▶ _The task_
Every line of the records that holds the word "perimeters" should be copied out.
── Dataset extract ──
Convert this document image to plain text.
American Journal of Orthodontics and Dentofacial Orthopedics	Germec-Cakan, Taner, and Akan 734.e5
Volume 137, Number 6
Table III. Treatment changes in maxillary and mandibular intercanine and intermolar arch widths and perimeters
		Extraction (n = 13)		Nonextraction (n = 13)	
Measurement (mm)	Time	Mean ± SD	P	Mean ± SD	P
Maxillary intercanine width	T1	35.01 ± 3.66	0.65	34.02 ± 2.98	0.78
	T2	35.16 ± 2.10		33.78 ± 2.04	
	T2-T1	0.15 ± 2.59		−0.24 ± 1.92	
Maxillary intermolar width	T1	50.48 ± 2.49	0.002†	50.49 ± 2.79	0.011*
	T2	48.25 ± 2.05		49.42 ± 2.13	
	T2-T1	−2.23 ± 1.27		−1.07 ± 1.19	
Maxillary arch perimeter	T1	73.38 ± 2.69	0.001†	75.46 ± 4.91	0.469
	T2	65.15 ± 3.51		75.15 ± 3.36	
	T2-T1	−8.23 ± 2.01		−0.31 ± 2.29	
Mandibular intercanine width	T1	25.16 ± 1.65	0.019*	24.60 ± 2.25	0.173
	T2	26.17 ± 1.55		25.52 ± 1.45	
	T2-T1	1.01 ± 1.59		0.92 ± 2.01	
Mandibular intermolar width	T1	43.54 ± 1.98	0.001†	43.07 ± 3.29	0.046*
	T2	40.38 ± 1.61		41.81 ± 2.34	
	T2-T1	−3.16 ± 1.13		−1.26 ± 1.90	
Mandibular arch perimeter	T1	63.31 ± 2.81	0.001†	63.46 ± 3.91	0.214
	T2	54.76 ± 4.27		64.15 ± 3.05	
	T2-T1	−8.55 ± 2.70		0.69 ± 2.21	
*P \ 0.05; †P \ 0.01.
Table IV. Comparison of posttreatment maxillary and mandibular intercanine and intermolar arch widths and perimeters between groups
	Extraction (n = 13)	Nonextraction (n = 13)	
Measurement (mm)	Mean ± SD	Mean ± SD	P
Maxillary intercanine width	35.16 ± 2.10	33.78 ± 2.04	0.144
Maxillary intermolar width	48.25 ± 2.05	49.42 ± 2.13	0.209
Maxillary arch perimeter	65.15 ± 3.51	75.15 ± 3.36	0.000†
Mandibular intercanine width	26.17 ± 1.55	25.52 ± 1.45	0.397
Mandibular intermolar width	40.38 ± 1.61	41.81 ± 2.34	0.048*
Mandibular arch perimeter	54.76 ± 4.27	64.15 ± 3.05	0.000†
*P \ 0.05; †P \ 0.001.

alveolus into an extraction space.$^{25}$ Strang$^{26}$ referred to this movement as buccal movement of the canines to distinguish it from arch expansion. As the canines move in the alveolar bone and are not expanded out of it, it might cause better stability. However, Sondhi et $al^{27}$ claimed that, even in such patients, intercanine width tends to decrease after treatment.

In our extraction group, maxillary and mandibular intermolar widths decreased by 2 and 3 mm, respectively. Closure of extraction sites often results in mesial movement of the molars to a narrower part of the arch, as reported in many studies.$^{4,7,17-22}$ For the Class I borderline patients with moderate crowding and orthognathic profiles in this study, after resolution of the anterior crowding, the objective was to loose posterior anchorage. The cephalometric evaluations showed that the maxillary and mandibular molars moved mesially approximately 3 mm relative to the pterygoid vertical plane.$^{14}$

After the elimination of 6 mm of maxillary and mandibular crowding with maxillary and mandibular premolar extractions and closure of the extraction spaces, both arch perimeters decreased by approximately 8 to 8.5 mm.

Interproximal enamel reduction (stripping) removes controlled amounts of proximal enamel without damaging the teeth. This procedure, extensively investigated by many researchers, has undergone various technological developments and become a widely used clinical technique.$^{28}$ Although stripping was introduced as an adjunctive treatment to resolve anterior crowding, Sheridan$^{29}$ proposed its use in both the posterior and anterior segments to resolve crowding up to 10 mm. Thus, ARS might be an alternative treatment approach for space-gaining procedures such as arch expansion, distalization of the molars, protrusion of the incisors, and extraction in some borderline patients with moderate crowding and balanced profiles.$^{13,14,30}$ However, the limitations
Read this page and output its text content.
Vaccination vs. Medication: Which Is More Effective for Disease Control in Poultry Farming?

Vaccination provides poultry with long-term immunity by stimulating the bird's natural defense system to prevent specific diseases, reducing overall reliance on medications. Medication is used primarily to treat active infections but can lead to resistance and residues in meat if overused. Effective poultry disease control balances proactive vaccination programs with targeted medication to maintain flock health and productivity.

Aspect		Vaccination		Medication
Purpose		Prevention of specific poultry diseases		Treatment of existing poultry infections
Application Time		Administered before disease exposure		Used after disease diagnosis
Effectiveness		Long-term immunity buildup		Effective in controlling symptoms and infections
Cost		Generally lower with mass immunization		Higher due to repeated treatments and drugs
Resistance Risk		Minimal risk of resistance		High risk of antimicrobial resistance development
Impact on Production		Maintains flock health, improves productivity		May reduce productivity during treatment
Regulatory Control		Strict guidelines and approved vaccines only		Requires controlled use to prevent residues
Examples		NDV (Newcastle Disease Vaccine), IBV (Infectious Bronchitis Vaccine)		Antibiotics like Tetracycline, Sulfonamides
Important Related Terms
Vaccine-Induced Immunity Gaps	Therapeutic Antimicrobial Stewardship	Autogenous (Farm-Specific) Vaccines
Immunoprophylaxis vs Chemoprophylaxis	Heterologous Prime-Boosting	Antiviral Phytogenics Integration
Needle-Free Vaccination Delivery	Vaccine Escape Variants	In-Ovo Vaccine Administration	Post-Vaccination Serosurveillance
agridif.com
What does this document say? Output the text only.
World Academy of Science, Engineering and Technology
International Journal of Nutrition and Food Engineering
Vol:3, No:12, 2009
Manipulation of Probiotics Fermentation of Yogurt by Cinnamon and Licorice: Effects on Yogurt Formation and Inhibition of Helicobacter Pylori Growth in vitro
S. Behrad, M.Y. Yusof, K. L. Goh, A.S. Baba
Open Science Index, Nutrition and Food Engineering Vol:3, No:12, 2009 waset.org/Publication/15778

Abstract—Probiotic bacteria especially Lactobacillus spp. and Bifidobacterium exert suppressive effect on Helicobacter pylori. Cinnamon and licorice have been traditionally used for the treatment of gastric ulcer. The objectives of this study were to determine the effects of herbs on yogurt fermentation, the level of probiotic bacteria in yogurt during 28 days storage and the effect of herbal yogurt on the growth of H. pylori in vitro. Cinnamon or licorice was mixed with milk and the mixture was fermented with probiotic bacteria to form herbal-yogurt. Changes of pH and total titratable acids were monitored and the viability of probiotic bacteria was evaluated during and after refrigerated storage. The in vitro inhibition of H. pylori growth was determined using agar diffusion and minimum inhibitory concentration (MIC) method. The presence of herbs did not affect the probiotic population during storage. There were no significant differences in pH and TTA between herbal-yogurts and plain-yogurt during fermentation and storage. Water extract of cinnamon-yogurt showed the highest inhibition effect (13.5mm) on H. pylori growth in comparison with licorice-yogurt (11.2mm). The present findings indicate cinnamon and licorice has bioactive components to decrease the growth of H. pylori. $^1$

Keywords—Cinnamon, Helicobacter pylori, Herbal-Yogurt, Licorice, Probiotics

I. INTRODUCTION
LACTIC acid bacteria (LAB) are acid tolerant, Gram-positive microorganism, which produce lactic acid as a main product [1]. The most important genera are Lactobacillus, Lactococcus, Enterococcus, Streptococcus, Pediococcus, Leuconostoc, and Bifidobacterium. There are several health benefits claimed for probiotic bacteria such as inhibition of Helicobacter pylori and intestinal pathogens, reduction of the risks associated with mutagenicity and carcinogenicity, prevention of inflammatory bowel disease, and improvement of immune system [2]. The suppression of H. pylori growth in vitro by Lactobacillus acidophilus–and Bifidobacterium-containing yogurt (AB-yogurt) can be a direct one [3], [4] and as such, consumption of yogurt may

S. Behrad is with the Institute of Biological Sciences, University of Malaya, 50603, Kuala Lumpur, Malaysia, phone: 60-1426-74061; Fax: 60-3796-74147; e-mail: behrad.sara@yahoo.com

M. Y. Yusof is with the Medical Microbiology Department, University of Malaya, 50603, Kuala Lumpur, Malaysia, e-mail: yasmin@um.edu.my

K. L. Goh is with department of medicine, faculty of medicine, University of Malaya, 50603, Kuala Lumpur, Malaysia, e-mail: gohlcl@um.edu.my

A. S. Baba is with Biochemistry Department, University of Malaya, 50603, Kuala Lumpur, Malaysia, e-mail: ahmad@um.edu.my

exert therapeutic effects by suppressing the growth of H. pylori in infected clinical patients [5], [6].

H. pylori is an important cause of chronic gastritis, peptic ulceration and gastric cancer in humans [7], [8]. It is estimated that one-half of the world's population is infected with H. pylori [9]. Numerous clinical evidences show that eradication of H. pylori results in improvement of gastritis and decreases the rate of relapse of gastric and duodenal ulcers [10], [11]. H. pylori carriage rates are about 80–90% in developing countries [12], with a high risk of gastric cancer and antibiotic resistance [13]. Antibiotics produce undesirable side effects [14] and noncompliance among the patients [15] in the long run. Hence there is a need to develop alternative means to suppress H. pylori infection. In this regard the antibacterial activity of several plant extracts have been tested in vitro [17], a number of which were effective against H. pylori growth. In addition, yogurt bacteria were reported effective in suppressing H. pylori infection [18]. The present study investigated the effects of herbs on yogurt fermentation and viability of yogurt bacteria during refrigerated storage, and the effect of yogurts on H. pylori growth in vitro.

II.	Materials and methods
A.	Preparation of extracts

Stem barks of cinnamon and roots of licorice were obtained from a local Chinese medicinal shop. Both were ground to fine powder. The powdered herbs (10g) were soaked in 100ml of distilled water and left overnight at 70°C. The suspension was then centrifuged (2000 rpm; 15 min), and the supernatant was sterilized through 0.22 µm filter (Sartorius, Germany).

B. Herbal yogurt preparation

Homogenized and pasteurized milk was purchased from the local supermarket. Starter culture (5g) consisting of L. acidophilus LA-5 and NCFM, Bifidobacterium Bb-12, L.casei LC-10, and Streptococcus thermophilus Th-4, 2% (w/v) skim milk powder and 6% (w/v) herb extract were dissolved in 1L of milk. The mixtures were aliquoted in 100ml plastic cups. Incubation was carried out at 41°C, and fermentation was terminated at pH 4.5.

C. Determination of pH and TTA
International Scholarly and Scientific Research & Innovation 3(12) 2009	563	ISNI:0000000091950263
───
▶ _Response to this exercise_
Table III. Treatment changes in maxillary and mandibular intercanine and intermolar arch widths and perimeters
Table IV. Comparison of posttreatment maxillary and mandibular intercanine and intermolar arch widths and perimeters between groups
After the elimination of 6 mm of maxillary and mandibular crowding with maxillary and mandibular premolar extractions and closure of the extraction spaces, both arch perimeters decreased by approximately 8 to 8.5 mm.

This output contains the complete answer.